## Exercise instructions
1. Reproduce, character for character, the part of the thread on sendmail versus mailto: links that opens with the words containing "I have a widget" and closes with "mailto: to work?".
2. Extend the thread on sendmail versus mailto: links, writing on from the point where its text stops.

Ask HN: sendmail vs mailto: links for viral content sharing? - tconfrey

I have a widget that has share-on-digg and email-to-your-friends type functionality. I've implemented the emailing in what seems to be the standard fashion - a minimal dialog allowing entry of the to/from details, with the email then being sent using sendmail from my server. However there seem to be lots of issues with scalable email sending - host throttling, getting caught in spam filters etc. I'm wondering why I shouldn't change to using a browser mailto: link. I can still fill in the needed email content but the sending is then done from the users local machine and email mechanism.<p>Having each user do their own sending seems like a more scalable and robust solution to me. But it doesn't seem to be standard practice with similar apps. Any thoughts on why? Are there a significant percentage of folks who don't have an email client set up correctly for mailto: to work?
======
qhoxie
_Having each user do their own sending seems like a more scalable and robust
solution to me. But it doesn't seem to be standard practice with similar apps.

## Supplied data
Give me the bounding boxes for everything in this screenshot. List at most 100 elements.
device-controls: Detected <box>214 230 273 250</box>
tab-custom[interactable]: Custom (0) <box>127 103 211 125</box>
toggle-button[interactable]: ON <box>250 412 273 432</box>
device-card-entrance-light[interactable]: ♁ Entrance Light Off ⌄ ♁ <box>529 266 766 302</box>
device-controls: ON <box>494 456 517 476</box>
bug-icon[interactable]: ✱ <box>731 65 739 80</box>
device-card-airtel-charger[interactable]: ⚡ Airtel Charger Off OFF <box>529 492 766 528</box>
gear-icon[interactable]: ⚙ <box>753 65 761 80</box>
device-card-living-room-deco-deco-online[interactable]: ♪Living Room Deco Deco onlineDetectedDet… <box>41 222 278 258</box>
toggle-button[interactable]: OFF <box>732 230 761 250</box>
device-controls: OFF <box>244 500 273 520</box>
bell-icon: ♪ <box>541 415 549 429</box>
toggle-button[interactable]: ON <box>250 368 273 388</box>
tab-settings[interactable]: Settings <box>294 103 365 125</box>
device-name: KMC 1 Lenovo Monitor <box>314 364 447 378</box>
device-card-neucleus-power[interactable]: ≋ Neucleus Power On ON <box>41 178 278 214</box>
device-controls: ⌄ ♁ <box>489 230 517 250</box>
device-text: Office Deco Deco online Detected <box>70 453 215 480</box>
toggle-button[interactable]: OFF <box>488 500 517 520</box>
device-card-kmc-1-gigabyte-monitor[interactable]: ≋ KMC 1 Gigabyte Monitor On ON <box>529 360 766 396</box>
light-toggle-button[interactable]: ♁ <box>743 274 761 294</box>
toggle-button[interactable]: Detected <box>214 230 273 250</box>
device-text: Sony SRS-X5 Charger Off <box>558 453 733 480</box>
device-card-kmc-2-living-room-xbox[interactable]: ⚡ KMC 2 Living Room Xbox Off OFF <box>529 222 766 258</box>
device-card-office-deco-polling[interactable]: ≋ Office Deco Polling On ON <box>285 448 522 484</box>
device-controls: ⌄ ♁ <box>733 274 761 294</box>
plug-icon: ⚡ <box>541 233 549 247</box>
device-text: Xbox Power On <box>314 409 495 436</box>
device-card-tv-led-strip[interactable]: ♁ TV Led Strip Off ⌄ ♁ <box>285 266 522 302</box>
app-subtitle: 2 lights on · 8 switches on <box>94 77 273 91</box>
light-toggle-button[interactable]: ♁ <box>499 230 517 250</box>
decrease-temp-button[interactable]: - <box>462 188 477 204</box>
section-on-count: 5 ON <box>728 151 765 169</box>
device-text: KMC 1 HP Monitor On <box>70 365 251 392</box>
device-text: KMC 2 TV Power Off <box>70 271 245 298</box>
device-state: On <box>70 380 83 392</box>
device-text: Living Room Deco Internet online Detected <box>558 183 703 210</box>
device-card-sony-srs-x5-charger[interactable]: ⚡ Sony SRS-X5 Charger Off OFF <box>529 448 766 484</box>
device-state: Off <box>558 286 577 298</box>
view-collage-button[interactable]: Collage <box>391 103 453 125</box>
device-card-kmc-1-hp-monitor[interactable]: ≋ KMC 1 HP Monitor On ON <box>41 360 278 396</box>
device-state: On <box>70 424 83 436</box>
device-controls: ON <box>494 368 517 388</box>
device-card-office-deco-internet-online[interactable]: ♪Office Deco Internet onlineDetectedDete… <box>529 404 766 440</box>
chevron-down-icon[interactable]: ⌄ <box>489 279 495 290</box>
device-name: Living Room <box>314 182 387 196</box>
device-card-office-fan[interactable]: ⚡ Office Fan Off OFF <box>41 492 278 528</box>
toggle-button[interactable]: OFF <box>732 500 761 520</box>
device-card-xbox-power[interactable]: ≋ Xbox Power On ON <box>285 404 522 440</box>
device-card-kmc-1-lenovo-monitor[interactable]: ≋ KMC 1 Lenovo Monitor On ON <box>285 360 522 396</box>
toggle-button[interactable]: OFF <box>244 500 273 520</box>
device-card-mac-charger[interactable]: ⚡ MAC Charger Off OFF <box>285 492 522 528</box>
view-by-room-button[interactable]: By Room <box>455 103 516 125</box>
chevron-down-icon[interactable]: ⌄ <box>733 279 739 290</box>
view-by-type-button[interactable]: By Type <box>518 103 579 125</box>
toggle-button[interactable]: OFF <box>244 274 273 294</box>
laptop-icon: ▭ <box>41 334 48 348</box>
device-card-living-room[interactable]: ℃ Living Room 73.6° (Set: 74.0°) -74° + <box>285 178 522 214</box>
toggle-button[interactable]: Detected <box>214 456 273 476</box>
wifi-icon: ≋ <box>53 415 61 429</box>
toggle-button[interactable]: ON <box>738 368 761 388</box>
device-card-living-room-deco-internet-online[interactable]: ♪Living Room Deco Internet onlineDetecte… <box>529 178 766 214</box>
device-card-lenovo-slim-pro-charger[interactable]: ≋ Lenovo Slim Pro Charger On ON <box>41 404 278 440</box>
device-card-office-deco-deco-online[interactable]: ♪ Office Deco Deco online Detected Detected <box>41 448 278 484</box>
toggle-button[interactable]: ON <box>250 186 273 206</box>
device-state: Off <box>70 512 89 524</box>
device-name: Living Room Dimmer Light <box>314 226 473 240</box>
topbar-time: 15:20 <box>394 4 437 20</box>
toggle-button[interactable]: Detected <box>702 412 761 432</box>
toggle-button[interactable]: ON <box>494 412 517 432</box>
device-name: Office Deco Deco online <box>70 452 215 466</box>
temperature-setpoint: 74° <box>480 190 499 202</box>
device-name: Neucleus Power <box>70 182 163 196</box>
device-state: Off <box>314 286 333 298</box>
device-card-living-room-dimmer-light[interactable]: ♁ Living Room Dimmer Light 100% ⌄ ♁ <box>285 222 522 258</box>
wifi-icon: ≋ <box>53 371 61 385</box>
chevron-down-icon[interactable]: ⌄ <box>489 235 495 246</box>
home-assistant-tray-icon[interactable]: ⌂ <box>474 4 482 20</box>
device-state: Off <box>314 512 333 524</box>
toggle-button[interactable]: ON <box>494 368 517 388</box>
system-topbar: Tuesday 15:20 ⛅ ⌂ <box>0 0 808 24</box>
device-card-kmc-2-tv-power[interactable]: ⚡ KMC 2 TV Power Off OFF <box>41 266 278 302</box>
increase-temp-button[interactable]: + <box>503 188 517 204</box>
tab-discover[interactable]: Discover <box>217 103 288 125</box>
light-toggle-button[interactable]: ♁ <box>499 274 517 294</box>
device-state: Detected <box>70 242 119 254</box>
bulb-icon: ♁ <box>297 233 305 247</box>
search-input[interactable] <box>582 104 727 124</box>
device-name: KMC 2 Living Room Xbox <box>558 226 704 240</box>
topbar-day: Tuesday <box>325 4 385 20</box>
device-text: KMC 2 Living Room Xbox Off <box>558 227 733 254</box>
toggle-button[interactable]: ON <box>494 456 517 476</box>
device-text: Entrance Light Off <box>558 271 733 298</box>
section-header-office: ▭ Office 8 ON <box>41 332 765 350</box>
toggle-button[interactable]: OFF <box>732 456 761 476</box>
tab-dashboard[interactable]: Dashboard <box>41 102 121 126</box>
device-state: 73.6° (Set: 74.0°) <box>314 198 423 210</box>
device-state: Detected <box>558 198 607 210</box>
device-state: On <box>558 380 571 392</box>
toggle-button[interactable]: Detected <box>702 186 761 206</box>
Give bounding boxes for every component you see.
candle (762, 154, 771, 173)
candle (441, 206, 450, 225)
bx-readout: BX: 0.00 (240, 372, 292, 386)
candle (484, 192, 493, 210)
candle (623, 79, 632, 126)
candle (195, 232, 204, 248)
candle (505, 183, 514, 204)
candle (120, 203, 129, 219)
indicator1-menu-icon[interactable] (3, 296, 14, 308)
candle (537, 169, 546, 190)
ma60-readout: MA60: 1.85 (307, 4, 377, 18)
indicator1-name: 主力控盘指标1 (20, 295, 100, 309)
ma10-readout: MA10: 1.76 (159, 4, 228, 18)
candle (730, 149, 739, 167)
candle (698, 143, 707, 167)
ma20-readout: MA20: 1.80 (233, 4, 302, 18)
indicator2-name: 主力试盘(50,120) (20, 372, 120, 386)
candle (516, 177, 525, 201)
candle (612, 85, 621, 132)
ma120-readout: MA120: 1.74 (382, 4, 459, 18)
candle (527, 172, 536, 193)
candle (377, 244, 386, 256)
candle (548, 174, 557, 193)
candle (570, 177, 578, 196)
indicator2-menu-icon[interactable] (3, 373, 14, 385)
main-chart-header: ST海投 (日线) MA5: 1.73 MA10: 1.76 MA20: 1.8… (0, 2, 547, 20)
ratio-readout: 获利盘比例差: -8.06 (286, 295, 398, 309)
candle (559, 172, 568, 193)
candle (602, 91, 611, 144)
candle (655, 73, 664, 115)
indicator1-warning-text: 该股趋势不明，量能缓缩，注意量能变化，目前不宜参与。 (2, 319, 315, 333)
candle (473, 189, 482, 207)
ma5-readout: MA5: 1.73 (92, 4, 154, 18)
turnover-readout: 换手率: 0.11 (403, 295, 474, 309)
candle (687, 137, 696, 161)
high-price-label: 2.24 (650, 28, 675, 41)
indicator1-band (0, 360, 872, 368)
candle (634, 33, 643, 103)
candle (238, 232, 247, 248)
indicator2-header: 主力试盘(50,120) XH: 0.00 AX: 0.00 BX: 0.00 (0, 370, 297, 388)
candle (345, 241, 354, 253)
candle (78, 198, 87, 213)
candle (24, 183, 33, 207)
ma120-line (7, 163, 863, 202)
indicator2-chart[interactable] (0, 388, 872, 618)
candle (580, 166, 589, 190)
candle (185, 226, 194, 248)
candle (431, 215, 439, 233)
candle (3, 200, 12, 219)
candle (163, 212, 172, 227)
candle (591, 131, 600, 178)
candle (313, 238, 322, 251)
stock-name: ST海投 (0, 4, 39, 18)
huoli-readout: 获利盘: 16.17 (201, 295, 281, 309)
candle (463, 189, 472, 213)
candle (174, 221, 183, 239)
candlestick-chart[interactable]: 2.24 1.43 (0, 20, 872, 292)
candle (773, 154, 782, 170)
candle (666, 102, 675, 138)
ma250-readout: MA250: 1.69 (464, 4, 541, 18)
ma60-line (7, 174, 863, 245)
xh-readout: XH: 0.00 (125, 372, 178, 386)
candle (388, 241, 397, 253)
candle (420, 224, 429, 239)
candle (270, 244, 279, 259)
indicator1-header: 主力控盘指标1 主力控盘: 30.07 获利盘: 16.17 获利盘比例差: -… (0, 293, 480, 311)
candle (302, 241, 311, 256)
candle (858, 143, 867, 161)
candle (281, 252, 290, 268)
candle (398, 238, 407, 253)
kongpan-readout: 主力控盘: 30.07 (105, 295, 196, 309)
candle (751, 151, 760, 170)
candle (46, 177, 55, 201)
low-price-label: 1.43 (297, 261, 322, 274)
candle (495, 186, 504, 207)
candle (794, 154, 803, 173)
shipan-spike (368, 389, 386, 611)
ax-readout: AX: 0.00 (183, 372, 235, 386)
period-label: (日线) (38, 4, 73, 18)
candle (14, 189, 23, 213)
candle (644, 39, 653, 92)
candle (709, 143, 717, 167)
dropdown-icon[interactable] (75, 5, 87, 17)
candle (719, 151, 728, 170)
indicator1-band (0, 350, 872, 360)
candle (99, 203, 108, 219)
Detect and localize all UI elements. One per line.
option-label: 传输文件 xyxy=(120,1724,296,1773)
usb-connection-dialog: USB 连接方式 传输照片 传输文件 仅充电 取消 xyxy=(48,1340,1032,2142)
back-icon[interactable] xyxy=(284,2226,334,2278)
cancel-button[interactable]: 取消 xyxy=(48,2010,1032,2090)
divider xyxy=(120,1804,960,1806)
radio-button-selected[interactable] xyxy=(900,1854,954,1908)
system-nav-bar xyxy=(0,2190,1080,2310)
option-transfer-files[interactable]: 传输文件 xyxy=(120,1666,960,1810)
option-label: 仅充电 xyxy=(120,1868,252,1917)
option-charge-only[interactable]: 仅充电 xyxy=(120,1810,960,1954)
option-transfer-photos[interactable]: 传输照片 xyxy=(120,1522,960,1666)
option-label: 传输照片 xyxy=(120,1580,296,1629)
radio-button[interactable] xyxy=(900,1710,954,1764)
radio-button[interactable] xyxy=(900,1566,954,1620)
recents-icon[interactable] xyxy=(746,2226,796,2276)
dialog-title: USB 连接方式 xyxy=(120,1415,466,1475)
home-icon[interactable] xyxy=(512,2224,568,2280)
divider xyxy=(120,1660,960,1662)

## Responses to the exercise
1.
I have a widget that has share-on-digg and email-to-your-friends type functionality. I've implemented the emailing in what seems to be the standard fashion - a minimal dialog allowing entry of the to/from details, with the email then being sent using sendmail from my server. However there seem to be lots of issues with scalable email sending - host throttling, getting caught in spam filters etc. I'm wondering why I shouldn't change to using a browser mailto: link. I can still fill in the needed email content but the sending is then done from the users local machine and email mechanism.<p>Having each user do their own sending seems like a more scalable and robust solution to me. But it doesn't seem to be standard practice with similar apps. Any thoughts on why? Are there a significant percentage of folks who don't have an email client set up correctly for mailto: to work?

2.
Any thoughts on why? Are there a significant percentage of folks who don't
have an email client set up correctly for mailto: to work?_

It might be more scalable, but it's (in my mind) not more robust. Most people
I know use webmail with no mailto setup.

The impact will really depend on your content and your audience. Is your
audience savvy enough to _Copy Email Address_ if they don't have a mail client
setup? Is your content worth their trouble to do so?

------
mooism2
Most people who use webmail won't be able to use mailto: links. (Yes, I have
set up my Firefox install to use Gmail for mailto: urls, but I'd been using
Firefox a while before I discovered this was possible.)

Also, people using it from work might not want it using their work e-mail
address and going through their work's mail server.